**Given instruction**
Every entry must be copied word for word.

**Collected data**
○ ○ ○ ○
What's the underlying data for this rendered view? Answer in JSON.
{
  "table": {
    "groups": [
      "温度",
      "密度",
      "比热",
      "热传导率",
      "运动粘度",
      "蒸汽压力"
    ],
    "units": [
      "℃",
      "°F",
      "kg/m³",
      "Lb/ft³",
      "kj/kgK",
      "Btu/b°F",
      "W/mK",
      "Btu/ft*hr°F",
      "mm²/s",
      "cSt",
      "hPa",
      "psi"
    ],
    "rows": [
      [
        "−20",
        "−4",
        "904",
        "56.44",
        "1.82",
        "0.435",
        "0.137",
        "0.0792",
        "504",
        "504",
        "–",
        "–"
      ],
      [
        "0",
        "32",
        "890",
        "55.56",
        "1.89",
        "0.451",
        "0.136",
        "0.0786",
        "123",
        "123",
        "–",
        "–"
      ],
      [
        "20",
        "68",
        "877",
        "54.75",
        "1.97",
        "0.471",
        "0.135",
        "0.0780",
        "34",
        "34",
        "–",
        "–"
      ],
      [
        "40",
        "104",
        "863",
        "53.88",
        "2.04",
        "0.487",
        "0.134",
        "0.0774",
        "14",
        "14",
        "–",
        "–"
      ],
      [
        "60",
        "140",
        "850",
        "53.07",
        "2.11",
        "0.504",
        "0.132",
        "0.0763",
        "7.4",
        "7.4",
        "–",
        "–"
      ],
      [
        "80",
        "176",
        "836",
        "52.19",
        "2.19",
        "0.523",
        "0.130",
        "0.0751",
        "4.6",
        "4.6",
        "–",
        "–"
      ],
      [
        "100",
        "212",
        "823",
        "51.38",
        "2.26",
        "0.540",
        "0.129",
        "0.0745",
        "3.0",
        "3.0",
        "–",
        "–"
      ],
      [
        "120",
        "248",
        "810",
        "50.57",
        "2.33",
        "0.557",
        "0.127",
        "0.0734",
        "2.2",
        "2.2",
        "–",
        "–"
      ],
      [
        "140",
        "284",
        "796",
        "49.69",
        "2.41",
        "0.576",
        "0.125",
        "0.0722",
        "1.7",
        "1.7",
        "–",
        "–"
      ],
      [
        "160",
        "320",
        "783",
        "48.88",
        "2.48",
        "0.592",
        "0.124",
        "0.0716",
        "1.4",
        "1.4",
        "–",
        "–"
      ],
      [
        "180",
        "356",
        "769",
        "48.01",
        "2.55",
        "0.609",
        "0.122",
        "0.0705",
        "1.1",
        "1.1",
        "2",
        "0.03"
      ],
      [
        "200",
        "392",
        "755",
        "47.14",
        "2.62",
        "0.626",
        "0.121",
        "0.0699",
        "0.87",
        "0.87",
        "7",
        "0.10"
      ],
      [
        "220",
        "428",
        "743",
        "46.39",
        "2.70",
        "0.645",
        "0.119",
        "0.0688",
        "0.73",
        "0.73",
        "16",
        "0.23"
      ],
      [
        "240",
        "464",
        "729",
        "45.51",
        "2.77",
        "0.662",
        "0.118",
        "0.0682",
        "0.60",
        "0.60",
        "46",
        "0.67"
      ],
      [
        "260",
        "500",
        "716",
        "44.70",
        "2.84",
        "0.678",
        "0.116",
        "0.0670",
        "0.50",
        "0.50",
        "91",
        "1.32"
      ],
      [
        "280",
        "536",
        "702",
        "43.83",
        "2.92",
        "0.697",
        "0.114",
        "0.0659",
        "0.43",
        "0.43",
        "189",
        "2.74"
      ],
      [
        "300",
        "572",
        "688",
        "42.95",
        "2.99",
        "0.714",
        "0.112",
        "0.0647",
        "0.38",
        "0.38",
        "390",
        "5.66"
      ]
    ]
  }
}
○ ○ ○ ○
**Task output**
What's the underlying data for this rendered view? Answer in JSON.
{
  "table": {
    "groups": [
      "温度",
      "密度",
      "比热",
      "热传导率",
      "运动粘度",
      "蒸汽压力"
    ],
    "units": [
      "℃",
      "°F",
      "kg/m³",
      "Lb/ft³",
      "kj/kgK",
      "Btu/b°F",
      "W/mK",
      "Btu/ft*hr°F",
      "mm²/s",
      "cSt",
      "hPa",
      "psi"
    ],
    "rows": [
      [
        "−20",
        "−4",
        "904",
        "56.44",
        "1.82",
        "0.435",
        "0.137",
        "0.0792",
        "504",
        "504",
        "–",
        "–"
      ],
      [
        "0",
        "32",
        "890",
        "55.56",
        "1.89",
        "0.451",
        "0.136",
        "0.0786",
        "123",
        "123",
        "–",
        "–"
      ],
      [
        "20",
        "68",
        "877",
        "54.75",
        "1.97",
        "0.471",
        "0.135",
        "0.0780",
        "34",
        "34",
        "–",
        "–"
      ],
      [
        "40",
        "104",
        "863",
        "53.88",
        "2.04",
        "0.487",
        "0.134",
        "0.0774",
        "14",
        "14",
        "–",
        "–"
      ],
      [
        "60",
        "140",
        "850",
        "53.07",
        "2.11",
        "0.504",
        "0.132",
        "0.0763",
        "7.4",
        "7.4",
        "–",
        "–"
      ],
      [
        "80",
        "176",
        "836",
        "52.19",
        "2.19",
        "0.523",
        "0.130",
        "0.0751",
        "4.6",
        "4.6",
        "–",
        "–"
      ],
      [
        "100",
        "212",
        "823",
        "51.38",
        "2.26",
        "0.540",
        "0.129",
        "0.0745",
        "3.0",
        "3.0",
        "–",
        "–"
      ],
      [
        "120",
        "248",
        "810",
        "50.57",
        "2.33",
        "0.557",
        "0.127",
        "0.0734",
        "2.2",
        "2.2",
        "–",
        "–"
      ],
      [
        "140",
        "284",
        "796",
        "49.69",
        "2.41",
        "0.576",
        "0.125",
        "0.0722",
        "1.7",
        "1.7",
        "–",
        "–"
      ],
      [
        "160",
        "320",
        "783",
        "48.88",
        "2.48",
        "0.592",
        "0.124",
        "0.0716",
        "1.4",
        "1.4",
        "–",
        "–"
      ],
      [
        "180",
        "356",
        "769",
        "48.01",
        "2.55",
        "0.609",
        "0.122",
        "0.0705",
        "1.1",
        "1.1",
        "2",
        "0.03"
      ],
      [
        "200",
        "392",
        "755",
        "47.14",
        "2.62",
        "0.626",
        "0.121",
        "0.0699",
        "0.87",
        "0.87",
        "7",
        "0.10"
      ],
      [
        "220",
        "428",
        "743",
        "46.39",
        "2.70",
        "0.645",
        "0.119",
        "0.0688",
        "0.73",
        "0.73",
        "16",
        "0.23"
      ],
      [
        "240",
        "464",
        "729",
        "45.51",
        "2.77",
        "0.662",
        "0.118",
        "0.0682",
        "0.60",
        "0.60",
        "46",
        "0.67"
      ],
      [
        "260",
        "500",
        "716",
        "44.70",
        "2.84",
        "0.678",
        "0.116",
        "0.0670",
        "0.50",
        "0.50",
        "91",
        "1.32"
      ],
      [
        "280",
        "536",
        "702",
        "43.83",
        "2.92",
        "0.697",
        "0.114",
        "0.0659",
        "0.43",
        "0.43",
        "189",
        "2.74"
      ],
      [
        "300",
        "572",
        "688",
        "42.95",
        "2.99",
        "0.714",
        "0.112",
        "0.0647",
        "0.38",
        "0.38",
        "390",
        "5.66"
      ]
    ]
  }
}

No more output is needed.